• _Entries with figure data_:
>>>>>
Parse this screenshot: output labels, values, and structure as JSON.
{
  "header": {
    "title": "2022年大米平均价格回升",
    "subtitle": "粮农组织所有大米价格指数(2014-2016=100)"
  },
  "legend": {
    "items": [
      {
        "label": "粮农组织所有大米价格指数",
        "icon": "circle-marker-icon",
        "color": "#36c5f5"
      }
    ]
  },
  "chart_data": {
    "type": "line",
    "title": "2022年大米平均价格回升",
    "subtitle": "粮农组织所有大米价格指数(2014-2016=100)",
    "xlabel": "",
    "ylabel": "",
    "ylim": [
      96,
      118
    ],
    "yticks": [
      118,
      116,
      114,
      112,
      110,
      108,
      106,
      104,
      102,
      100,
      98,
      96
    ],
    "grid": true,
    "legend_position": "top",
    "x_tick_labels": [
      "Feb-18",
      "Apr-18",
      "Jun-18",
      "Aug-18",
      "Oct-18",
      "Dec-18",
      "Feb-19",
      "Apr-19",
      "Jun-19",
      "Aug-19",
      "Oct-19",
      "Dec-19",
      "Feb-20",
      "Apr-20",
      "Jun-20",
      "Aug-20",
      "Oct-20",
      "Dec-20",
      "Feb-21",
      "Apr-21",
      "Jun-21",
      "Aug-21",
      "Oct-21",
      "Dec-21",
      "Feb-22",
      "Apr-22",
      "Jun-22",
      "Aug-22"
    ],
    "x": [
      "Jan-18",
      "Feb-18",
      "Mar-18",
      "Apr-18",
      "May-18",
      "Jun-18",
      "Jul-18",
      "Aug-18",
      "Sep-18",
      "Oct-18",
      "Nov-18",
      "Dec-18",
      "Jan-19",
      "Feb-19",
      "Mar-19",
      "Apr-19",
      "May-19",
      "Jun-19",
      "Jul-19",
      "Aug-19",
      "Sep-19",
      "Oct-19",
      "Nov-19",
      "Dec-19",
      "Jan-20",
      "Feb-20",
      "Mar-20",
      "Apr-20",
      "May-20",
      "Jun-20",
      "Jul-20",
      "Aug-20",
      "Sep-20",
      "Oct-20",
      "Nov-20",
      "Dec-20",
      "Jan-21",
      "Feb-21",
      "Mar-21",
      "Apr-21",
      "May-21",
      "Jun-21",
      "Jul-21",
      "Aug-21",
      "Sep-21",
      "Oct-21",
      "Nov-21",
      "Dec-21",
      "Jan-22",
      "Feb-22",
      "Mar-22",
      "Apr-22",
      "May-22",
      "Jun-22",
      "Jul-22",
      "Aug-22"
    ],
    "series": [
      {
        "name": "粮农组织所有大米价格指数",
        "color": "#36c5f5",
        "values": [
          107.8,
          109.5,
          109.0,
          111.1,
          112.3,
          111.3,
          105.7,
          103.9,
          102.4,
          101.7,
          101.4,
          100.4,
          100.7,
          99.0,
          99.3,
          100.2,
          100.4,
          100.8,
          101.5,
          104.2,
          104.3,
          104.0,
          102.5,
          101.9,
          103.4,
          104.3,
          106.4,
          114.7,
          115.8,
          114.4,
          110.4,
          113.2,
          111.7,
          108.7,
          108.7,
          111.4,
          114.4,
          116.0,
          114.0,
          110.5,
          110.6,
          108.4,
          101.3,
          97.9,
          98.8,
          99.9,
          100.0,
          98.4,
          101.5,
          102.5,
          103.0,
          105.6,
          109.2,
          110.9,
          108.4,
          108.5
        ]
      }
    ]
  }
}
<<<<<
• _WRITTEN REQUEST_:
Return each line of the data that contains the string "粮农组织所有大米价格指数".

• _RESULT FOR THIS TASK_:
    "subtitle": "粮农组织所有大米价格指数(2014-2016=100)"
        "label": "粮农组织所有大米价格指数",
    "subtitle": "粮农组织所有大米价格指数(2014-2016=100)",
        "name": "粮农组织所有大米价格指数",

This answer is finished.